Post-Game Analysis: Purdue
by Jonathan Hodges

Well, as the saying goes, "if you play with fire, eventually you'll get burned."  And that is exactly what happened to the Northwestern Wildcats (5-1, 1-1) on Saturday night at Ryan Field as they did indeed get burned by the Purdue Boilermakers (3-2, 1-0) who came in hurting but executed their game plan to beat the 'Cats 20-17.  This post-game wrap up will focus on this game specifically, but during the upcoming bye week look for a first-half recap and further analysis of Northwestern's sloppy play during the past 3 games and what that means going forward this season.  Now onto the wrap-up.

The 'Cats looked good early, forcing Purdue to punt on their first two possessions after gaining just 29 total yards on those drives, while NU took its second possession downfield on a typically efficient 13 play 80 yard drive capped by a Jacob Schmidt TD plunge to put the Wildcats up 7-0 in the first quarter.  But what would happen on Purdue's next possession would foreshadow the performance for the rest of the evening.

Purdue, who came into the season with Miami (FL) transfer Robert Marve, a solid spread offense passer, leading the attack, had to significantly change their offense after he went down with a season-ending knee injury in their last game against Toledo.  They took the week off to modify their offense into a run-base zone read option offense featuring lots of speed out of the backfield, with a good amount attributed to speedy redshirt freshman QB Rob Henry.  And after losing their presumed starting RB Ralph Bolden in the preseason, they threw a variety of speedy guys into the backfield to mix things up.  And while this plan of attack didn't always result in sustained drives, it did provide the explosion plays that the Boilermakers needed to steal a road win from a previously undefeated opponent.

▶ **INFORMATION SHOWN**:
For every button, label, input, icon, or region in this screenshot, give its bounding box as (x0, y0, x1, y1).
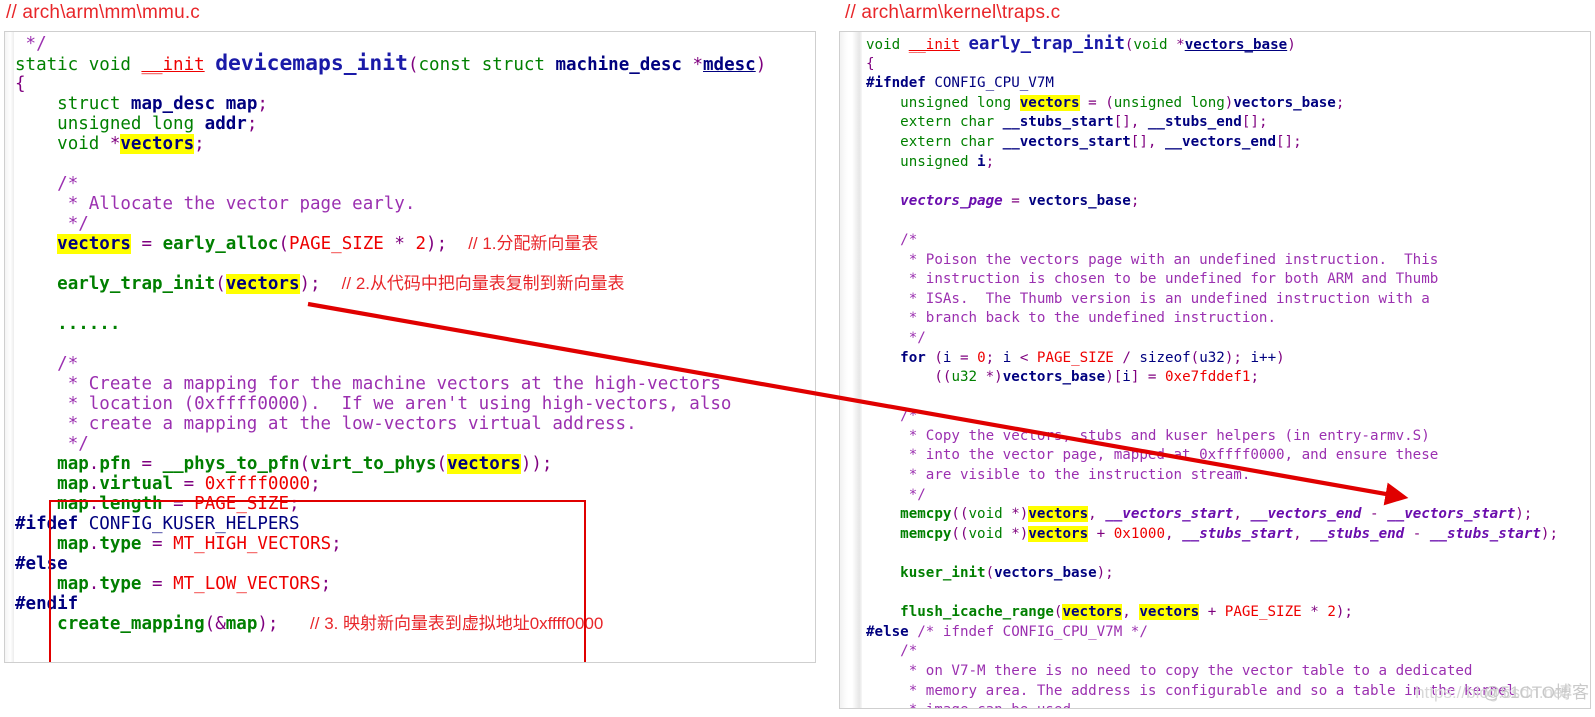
code-line: unsigned long addr; (57, 114, 258, 134)
code-line: vectors = early_alloc(PAGE_SIZE * 2); //… (57, 234, 599, 254)
code-line: */ (57, 434, 89, 454)
code-line: map.length = PAGE_SIZE; (57, 494, 300, 514)
code-line: * branch back to the undefined instructi… (900, 310, 1277, 327)
code-line: for (i = 0; i < PAGE_SIZE / sizeof(u32);… (900, 349, 1285, 366)
code-line: kuser_init(vectors_base); (900, 565, 1114, 582)
code-line: #else /* ifndef CONFIG_CPU_V7M */ (866, 623, 1148, 640)
code-line: /* (57, 354, 79, 374)
file-path-caption-left: // arch\arm\mm\mmu.c (6, 2, 201, 23)
code-line: * Copy the vectors, stubs and kuser help… (900, 427, 1430, 444)
code-line: void __init early_trap_init(void *vector… (866, 34, 1296, 54)
code-line: /* (900, 231, 918, 248)
code-line: unsigned long vectors = (unsigned long)v… (900, 94, 1345, 111)
code-line: map.virtual = 0xffff0000; (57, 474, 321, 494)
code-line: #endif (15, 594, 79, 614)
watermark-overlay: @51CTO博客 (1483, 683, 1589, 702)
code-line: * ISAs. The Thumb version is an undefine… (900, 290, 1430, 307)
code-line: memcpy((void *)vectors, __vectors_start,… (900, 506, 1533, 523)
code-line: /* (900, 643, 918, 660)
code-line: ...... (57, 314, 121, 334)
code-line: void *vectors; (57, 134, 205, 154)
screenshot-root: // arch\arm\mm\mmu.c // arch\arm\kernel\… (0, 0, 1595, 717)
code-line: ((u32 *)vectors_base)[i] = 0xe7fddef1; (934, 369, 1259, 386)
code-line: */ (900, 329, 926, 346)
code-line: map.type = MT_HIGH_VECTORS; (57, 534, 342, 554)
code-line: * into the vector page, mapped at 0xffff… (900, 447, 1439, 464)
code-line: extern char __stubs_start[], __stubs_end… (900, 114, 1268, 131)
code-line: #ifndef CONFIG_CPU_V7M (866, 75, 1054, 92)
code-line: early_trap_init(vectors); // 2.从代码中把向量表复… (57, 274, 625, 294)
code-line: * Poison the vectors page with an undefi… (900, 251, 1439, 268)
code-listing-early-trap-init: void __init early_trap_init(void *vector… (840, 32, 1558, 708)
code-line: /* (57, 174, 79, 194)
code-line: * location (0xffff0000). If we aren't us… (57, 394, 732, 414)
code-line: { (866, 55, 875, 72)
code-line: */ (900, 486, 926, 503)
code-line: map.pfn = __phys_to_pfn(virt_to_phys(vec… (57, 454, 553, 474)
code-line: memcpy((void *)vectors + 0x1000, __stubs… (900, 525, 1558, 542)
code-line: * are visible to the instruction stream. (900, 467, 1251, 484)
code-line: #else (15, 554, 68, 574)
code-line: map.type = MT_LOW_VECTORS; (57, 574, 332, 594)
code-panel-traps-c[interactable]: void __init early_trap_init(void *vector… (839, 31, 1591, 709)
code-line: { (15, 74, 26, 94)
code-line: vectors_page = vectors_base; (900, 192, 1140, 209)
code-listing-devicemaps-init: */ static void __init devicemaps_init(con… (5, 32, 766, 634)
code-line: * create a mapping at the low-vectors vi… (57, 414, 637, 434)
code-line: static void __init devicemaps_init(const… (15, 51, 767, 76)
code-line: unsigned i; (900, 153, 995, 170)
code-panel-mmu-c[interactable]: */ static void __init devicemaps_init(con… (4, 31, 816, 663)
code-line: flush_icache_range(vectors, vectors + PA… (900, 604, 1353, 621)
file-path-caption-right: // arch\arm\kernel\traps.c (845, 2, 1061, 23)
code-line: */ (57, 214, 89, 234)
code-line: * Allocate the vector page early. (57, 194, 416, 214)
code-line: * Create a mapping for the machine vecto… (57, 374, 721, 394)
watermark: https://blog.csdn.net@51CTO博客 (1415, 678, 1589, 703)
code-line: struct map_desc map; (57, 94, 268, 114)
code-line: #ifdef CONFIG_KUSER_HELPERS (15, 514, 300, 534)
code-line: /* (900, 408, 918, 425)
code-line: extern char __vectors_start[], __vectors… (900, 133, 1302, 150)
code-line: * instruction is chosen to be undefined … (900, 271, 1439, 288)
code-line: create_mapping(&map); // 3. 映射新向量表到虚拟地址0… (57, 614, 604, 634)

▶ **YOUR TASKS**:
• 1. In the listing, take the lines between the one holding "code-line: unsigned long addr;" and the one holding "watermark-overlay: @51CTO博客 (1483, 683, 1589, 702)", inclusive, and write them out again with "PAGE_SIZE" swapped for "PAGE_LEN" and nothing else altered.
• 2. Pick up the Purdue post-game analysis after its final sentence and carry it forward.

▶ **RESPONSES BY TASK**:
• 1.
code-line: unsigned long addr; (57, 114, 258, 134)
code-line: vectors = early_alloc(PAGE_LEN * 2); //… (57, 234, 599, 254)
code-line: */ (57, 434, 89, 454)
code-line: map.length = PAGE_LEN; (57, 494, 300, 514)
code-line: * branch back to the undefined instructi… (900, 310, 1277, 327)
code-line: for (i = 0; i < PAGE_LEN / sizeof(u32);… (900, 349, 1285, 366)
code-line: kuser_init(vectors_base); (900, 565, 1114, 582)
code-line: #else /* ifndef CONFIG_CPU_V7M */ (866, 623, 1148, 640)
code-line: /* (57, 354, 79, 374)
file-path-caption-left: // arch\arm\mm\mmu.c (6, 2, 201, 23)
code-line: * Copy the vectors, stubs and kuser help… (900, 427, 1430, 444)
code-line: void __init early_trap_init(void *vector… (866, 34, 1296, 54)
code-line: /* (900, 231, 918, 248)
code-line: unsigned long vectors = (unsigned long)v… (900, 94, 1345, 111)
code-line: map.virtual = 0xffff0000; (57, 474, 321, 494)
code-line: #endif (15, 594, 79, 614)
watermark-overlay: @51CTO博客 (1483, 683, 1589, 702)

• 2.
On their second offensive play after NU's lead-taking TD, Henry faked the handoff, then pulled the ball in and took off down the middle of the field as NU defenders got stuck in the flow towards the running back.  He scampered 67 yards before being barely chased down by NU CB Jordan Mabin at the NU 9 yard line.  He would take it in himself on third and goal from the 1 yard line to tie the game.

The issues would continue on the ensuing kickoff, with NU KR Stephen Simmons mis-judging the kick and allowing it to bounce in front of him and then trickle behind him.  Fortunately, Jacob Schmidt was attuned to the situation and dove on the ball at the 5 yard line, preventing a potentially disastrous change of momentum.  But after picking up a first down following two solid Schmidt runs, NU QB Dan Persa began to feel some heat from the Purdue D and threw an uncharacteristic three consecutive incomplete passes.  That was followed by yet another special teams gaffe as Brandon Williams shanked a rugby-style punt, giving Purdue the ball and some momentum at the NU 32 yard line.

Thankfully, the Northwestern defense responded; Purdue was trying to grab the momentum, but the 'Cats got some backfield pressure as Henry went back to pass and forced a long lob into the end zone that was caught by NU S David Arnold in the end zone to prevent the Boilermakers from capitalizing on excellent field position.

Although the 'Cats made it into Purdue territory on the following drive, the 'Cats drive stalled out and Northwestern was forced to punt.  Much of the credit for the Boilermakers' upset victory must go to their defense, who dropped 7 back in coverage and relied upon the front 4 to generate much of the pressure against Persa, and they did fairly well for themselves, preventing the NU QB from getting any passing TDs while accumulating 5 sacks and 1 QB hurry on the night (not counting other times when Persa was forced to scramble).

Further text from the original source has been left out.